■ **Exercise task**
Write out each entry again. Keep every word exactly as it is.

■ **Given data**

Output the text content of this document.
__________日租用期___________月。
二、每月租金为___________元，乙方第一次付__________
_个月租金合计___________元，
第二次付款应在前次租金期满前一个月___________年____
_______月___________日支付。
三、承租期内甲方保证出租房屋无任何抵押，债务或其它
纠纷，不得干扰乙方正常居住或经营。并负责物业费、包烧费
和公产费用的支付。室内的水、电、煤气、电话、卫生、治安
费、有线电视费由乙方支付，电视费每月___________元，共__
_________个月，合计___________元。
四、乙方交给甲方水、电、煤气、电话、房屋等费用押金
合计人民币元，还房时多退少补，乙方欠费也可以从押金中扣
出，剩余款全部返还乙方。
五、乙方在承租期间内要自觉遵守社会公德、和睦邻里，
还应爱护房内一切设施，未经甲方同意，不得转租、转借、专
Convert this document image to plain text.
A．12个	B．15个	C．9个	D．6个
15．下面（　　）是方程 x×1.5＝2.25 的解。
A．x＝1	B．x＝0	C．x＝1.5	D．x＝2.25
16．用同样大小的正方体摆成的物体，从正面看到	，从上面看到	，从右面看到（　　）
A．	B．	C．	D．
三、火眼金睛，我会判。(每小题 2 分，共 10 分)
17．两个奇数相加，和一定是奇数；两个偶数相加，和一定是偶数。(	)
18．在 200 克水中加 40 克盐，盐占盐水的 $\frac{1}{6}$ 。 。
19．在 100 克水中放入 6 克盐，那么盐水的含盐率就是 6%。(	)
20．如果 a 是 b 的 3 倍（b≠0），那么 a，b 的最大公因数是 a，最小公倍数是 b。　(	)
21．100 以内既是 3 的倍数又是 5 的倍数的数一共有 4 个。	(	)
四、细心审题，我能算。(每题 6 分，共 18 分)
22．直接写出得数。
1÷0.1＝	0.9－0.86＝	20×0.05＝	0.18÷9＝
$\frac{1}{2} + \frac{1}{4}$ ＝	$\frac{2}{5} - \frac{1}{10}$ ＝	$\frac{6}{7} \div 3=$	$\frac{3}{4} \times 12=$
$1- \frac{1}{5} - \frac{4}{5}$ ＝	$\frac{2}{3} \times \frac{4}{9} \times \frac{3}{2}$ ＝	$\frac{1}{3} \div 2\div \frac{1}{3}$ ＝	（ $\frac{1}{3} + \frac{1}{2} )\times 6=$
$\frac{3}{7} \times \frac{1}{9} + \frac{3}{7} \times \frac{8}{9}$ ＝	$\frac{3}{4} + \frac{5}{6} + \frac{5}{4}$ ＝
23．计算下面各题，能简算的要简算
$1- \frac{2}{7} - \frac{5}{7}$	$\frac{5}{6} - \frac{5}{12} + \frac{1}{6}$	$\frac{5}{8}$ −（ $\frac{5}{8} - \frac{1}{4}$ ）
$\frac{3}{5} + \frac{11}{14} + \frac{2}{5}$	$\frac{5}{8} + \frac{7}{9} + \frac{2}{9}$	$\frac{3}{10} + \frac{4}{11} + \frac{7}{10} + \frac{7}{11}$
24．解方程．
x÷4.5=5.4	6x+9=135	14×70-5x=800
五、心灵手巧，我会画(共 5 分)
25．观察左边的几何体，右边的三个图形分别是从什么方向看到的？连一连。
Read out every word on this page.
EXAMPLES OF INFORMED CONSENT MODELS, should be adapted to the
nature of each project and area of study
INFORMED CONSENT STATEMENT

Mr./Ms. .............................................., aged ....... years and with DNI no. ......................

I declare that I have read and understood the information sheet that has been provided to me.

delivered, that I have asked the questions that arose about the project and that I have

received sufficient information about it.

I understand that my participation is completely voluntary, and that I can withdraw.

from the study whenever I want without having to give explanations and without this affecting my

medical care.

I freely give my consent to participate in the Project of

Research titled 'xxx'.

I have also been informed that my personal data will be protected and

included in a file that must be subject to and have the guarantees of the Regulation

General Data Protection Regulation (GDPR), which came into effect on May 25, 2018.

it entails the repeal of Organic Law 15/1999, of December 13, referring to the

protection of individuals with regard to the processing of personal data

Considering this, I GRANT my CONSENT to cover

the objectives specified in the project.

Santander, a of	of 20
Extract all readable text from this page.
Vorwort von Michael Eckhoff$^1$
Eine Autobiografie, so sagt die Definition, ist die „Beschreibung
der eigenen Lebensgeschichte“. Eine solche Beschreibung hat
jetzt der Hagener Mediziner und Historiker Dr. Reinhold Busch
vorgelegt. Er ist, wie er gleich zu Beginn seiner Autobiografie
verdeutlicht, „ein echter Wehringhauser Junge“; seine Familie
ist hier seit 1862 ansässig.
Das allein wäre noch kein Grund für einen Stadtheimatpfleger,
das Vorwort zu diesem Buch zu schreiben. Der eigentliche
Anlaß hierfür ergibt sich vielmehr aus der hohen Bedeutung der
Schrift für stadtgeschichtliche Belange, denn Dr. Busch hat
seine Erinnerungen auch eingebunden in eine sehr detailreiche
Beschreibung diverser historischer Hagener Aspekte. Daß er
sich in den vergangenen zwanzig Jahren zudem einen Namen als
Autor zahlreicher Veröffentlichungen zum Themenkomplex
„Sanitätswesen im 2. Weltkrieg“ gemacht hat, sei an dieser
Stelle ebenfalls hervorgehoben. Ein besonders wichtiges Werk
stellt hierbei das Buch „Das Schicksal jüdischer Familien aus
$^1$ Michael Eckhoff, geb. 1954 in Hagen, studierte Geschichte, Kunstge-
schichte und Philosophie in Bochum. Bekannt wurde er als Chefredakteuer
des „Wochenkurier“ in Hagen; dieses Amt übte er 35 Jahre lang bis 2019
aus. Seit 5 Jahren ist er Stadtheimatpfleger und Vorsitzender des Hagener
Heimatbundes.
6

■ **Expected output**
Output the text content of this document.
__________日租用期___________月。
二、每月租金为___________元，乙方第一次付__________
_个月租金合计___________元，
第二次付款应在前次租金期满前一个月___________年____
_______月___________日支付。
三、承租期内甲方保证出租房屋无任何抵押，债务或其它
纠纷，不得干扰乙方正常居住或经营。并负责物业费、包烧费
和公产费用的支付。室内的水、电、煤气、电话、卫生、治安
费、有线电视费由乙方支付，电视费每月___________元，共__
_________个月，合计___________元。
四、乙方交给甲方水、电、煤气、电话、房屋等费用押金
合计人民币元，还房时多退少补，乙方欠费也可以从押金中扣
出，剩余款全部返还乙方。
五、乙方在承租期间内要自觉遵守社会公德、和睦邻里，
还应爱护房内一切设施，未经甲方同意，不得转租、转借、专
Convert this document image to plain text.
A．12个	B．15个	C．9个	D．6个
15．下面（　　）是方程 x×1.5＝2.25 的解。
A．x＝1	B．x＝0	C．x＝1.5	D．x＝2.25
16．用同样大小的正方体摆成的物体，从正面看到	，从上面看到	，从右面看到（　　）
A．	B．	C．	D．
三、火眼金睛，我会判。(每小题 2 分，共 10 分)
17．两个奇数相加，和一定是奇数；两个偶数相加，和一定是偶数。(	)
18．在 200 克水中加 40 克盐，盐占盐水的 $\frac{1}{6}$ 。 。
19．在 100 克水中放入 6 克盐，那么盐水的含盐率就是 6%。(	)
20．如果 a 是 b 的 3 倍（b≠0），那么 a，b 的最大公因数是 a，最小公倍数是 b。　(	)
21．100 以内既是 3 的倍数又是 5 的倍数的数一共有 4 个。	(	)
四、细心审题，我能算。(每题 6 分，共 18 分)
22．直接写出得数。
1÷0.1＝	0.9－0.86＝	20×0.05＝	0.18÷9＝
$\frac{1}{2} + \frac{1}{4}$ ＝	$\frac{2}{5} - \frac{1}{10}$ ＝	$\frac{6}{7} \div 3=$	$\frac{3}{4} \times 12=$
$1- \frac{1}{5} - \frac{4}{5}$ ＝	$\frac{2}{3} \times \frac{4}{9} \times \frac{3}{2}$ ＝	$\frac{1}{3} \div 2\div \frac{1}{3}$ ＝	（ $\frac{1}{3} + \frac{1}{2} )\times 6=$
$\frac{3}{7} \times \frac{1}{9} + \frac{3}{7} \times \frac{8}{9}$ ＝	$\frac{3}{4} + \frac{5}{6} + \frac{5}{4}$ ＝
23．计算下面各题，能简算的要简算
$1- \frac{2}{7} - \frac{5}{7}$	$\frac{5}{6} - \frac{5}{12} + \frac{1}{6}$	$\frac{5}{8}$ −（ $\frac{5}{8} - \frac{1}{4}$ ）
$\frac{3}{5} + \frac{11}{14} + \frac{2}{5}$	$\frac{5}{8} + \frac{7}{9} + \frac{2}{9}$	$\frac{3}{10} + \frac{4}{11} + \frac{7}{10} + \frac{7}{11}$
24．解方程．
x÷4.5=5.4	6x+9=135	14×70-5x=800
五、心灵手巧，我会画(共 5 分)
25．观察左边的几何体，右边的三个图形分别是从什么方向看到的？连一连。
Read out every word on this page.
EXAMPLES OF INFORMED CONSENT MODELS, should be adapted to the
nature of each project and area of study
INFORMED CONSENT STATEMENT

Mr./Ms. .............................................., aged ....... years and with DNI no. ......................

I declare that I have read and understood the information sheet that has been provided to me.

delivered, that I have asked the questions that arose about the project and that I have

received sufficient information about it.

I understand that my participation is completely voluntary, and that I can withdraw.

from the study whenever I want without having to give explanations and without this affecting my

medical care.

I freely give my consent to participate in the Project of

Research titled 'xxx'.

I have also been informed that my personal data will be protected and

included in a file that must be subject to and have the guarantees of the Regulation

General Data Protection Regulation (GDPR), which came into effect on May 25, 2018.

it entails the repeal of Organic Law 15/1999, of December 13, referring to the

protection of individuals with regard to the processing of personal data

Considering this, I GRANT my CONSENT to cover

the objectives specified in the project.

Santander, a of	of 20
Extract all readable text from this page.
Vorwort von Michael Eckhoff$^1$
Eine Autobiografie, so sagt die Definition, ist die „Beschreibung
der eigenen Lebensgeschichte“. Eine solche Beschreibung hat
jetzt der Hagener Mediziner und Historiker Dr. Reinhold Busch
vorgelegt. Er ist, wie er gleich zu Beginn seiner Autobiografie
verdeutlicht, „ein echter Wehringhauser Junge“; seine Familie
ist hier seit 1862 ansässig.
Das allein wäre noch kein Grund für einen Stadtheimatpfleger,
das Vorwort zu diesem Buch zu schreiben. Der eigentliche
Anlaß hierfür ergibt sich vielmehr aus der hohen Bedeutung der
Schrift für stadtgeschichtliche Belange, denn Dr. Busch hat
seine Erinnerungen auch eingebunden in eine sehr detailreiche
Beschreibung diverser historischer Hagener Aspekte. Daß er
sich in den vergangenen zwanzig Jahren zudem einen Namen als
Autor zahlreicher Veröffentlichungen zum Themenkomplex
„Sanitätswesen im 2. Weltkrieg“ gemacht hat, sei an dieser
Stelle ebenfalls hervorgehoben. Ein besonders wichtiges Werk
stellt hierbei das Buch „Das Schicksal jüdischer Familien aus
$^1$ Michael Eckhoff, geb. 1954 in Hagen, studierte Geschichte, Kunstge-
schichte und Philosophie in Bochum. Bekannt wurde er als Chefredakteuer
des „Wochenkurier“ in Hagen; dieses Amt übte er 35 Jahre lang bis 2019
aus. Seit 5 Jahren ist er Stadtheimatpfleger und Vorsitzender des Hagener
Heimatbundes.
6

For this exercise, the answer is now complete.